» WHAT NEEDS TO BE DONE
Reproduce the listing verbatim, beginning with its first line and ending with the line that contains "staticText: !#☺ xyxy=(17,572,41,588)". Include both of these boundary lines.

» DATA SUPPLIED
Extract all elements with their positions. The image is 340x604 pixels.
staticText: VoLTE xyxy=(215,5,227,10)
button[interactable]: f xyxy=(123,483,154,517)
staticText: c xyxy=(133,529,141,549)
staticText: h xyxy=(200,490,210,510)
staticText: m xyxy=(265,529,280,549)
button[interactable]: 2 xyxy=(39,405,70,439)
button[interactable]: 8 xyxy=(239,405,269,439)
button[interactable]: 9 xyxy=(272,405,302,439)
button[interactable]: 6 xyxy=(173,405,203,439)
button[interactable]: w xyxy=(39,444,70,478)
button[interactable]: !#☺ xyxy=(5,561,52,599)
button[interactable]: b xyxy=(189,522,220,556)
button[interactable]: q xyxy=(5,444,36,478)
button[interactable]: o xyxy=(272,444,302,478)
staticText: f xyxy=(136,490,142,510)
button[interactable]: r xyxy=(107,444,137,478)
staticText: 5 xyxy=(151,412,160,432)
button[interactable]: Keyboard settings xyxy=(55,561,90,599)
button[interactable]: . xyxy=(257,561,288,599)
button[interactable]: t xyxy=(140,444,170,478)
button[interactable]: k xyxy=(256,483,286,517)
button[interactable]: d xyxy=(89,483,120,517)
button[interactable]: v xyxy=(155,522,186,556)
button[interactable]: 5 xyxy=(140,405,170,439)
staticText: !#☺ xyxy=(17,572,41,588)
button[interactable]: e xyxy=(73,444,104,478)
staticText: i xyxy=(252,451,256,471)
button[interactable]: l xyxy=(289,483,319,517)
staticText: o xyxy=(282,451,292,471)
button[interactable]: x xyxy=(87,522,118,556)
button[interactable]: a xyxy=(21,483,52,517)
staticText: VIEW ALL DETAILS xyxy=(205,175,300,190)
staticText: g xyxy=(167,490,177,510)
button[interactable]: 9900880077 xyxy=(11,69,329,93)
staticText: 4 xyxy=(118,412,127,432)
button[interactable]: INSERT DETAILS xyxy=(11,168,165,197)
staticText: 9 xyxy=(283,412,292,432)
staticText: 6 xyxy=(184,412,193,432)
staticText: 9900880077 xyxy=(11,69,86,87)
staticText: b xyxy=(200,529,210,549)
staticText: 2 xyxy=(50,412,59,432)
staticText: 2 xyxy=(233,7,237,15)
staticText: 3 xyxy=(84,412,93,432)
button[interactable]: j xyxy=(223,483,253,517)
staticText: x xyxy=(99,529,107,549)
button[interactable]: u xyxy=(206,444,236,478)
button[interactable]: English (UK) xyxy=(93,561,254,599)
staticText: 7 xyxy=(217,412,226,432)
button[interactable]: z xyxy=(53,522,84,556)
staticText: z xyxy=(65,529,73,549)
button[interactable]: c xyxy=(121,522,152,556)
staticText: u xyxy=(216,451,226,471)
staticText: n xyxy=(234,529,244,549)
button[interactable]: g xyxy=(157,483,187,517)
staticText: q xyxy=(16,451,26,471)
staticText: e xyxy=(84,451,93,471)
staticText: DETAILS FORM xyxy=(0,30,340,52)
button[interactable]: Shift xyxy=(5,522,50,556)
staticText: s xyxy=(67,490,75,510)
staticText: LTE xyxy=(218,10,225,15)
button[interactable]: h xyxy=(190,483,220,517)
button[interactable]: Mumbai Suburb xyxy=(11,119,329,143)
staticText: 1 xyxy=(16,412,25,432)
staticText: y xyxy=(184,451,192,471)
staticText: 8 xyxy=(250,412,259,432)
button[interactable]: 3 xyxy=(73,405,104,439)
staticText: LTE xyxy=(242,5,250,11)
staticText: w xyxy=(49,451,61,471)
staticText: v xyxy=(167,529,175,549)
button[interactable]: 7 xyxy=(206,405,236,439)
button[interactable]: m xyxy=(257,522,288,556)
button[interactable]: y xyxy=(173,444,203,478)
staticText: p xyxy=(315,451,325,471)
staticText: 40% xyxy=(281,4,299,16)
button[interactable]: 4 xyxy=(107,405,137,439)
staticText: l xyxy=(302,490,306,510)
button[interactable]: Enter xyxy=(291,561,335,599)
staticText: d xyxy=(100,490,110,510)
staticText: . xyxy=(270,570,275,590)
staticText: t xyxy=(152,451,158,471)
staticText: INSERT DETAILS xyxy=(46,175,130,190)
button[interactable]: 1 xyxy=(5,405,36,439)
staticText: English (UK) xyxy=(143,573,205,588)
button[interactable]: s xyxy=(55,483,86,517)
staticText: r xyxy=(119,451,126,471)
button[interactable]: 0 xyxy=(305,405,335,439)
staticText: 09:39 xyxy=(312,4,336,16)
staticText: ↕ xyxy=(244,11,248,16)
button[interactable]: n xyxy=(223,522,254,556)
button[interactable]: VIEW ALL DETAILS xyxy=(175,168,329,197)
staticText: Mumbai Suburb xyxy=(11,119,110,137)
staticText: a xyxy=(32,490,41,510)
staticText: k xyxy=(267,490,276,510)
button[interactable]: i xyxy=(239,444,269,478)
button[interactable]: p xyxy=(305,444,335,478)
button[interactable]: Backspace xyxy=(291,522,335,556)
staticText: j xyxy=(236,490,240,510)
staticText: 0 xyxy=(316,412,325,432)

» ANSWER
Extract all elements with their positions. The image is 340x604 pixels.
staticText: VoLTE xyxy=(215,5,227,10)
button[interactable]: f xyxy=(123,483,154,517)
staticText: c xyxy=(133,529,141,549)
staticText: h xyxy=(200,490,210,510)
staticText: m xyxy=(265,529,280,549)
button[interactable]: 2 xyxy=(39,405,70,439)
button[interactable]: 8 xyxy=(239,405,269,439)
button[interactable]: 9 xyxy=(272,405,302,439)
button[interactable]: 6 xyxy=(173,405,203,439)
button[interactable]: w xyxy=(39,444,70,478)
button[interactable]: !#☺ xyxy=(5,561,52,599)
button[interactable]: b xyxy=(189,522,220,556)
button[interactable]: q xyxy=(5,444,36,478)
button[interactable]: o xyxy=(272,444,302,478)
staticText: f xyxy=(136,490,142,510)
button[interactable]: r xyxy=(107,444,137,478)
staticText: 5 xyxy=(151,412,160,432)
button[interactable]: Keyboard settings xyxy=(55,561,90,599)
button[interactable]: . xyxy=(257,561,288,599)
button[interactable]: t xyxy=(140,444,170,478)
button[interactable]: k xyxy=(256,483,286,517)
button[interactable]: d xyxy=(89,483,120,517)
button[interactable]: v xyxy=(155,522,186,556)
button[interactable]: 5 xyxy=(140,405,170,439)
staticText: !#☺ xyxy=(17,572,41,588)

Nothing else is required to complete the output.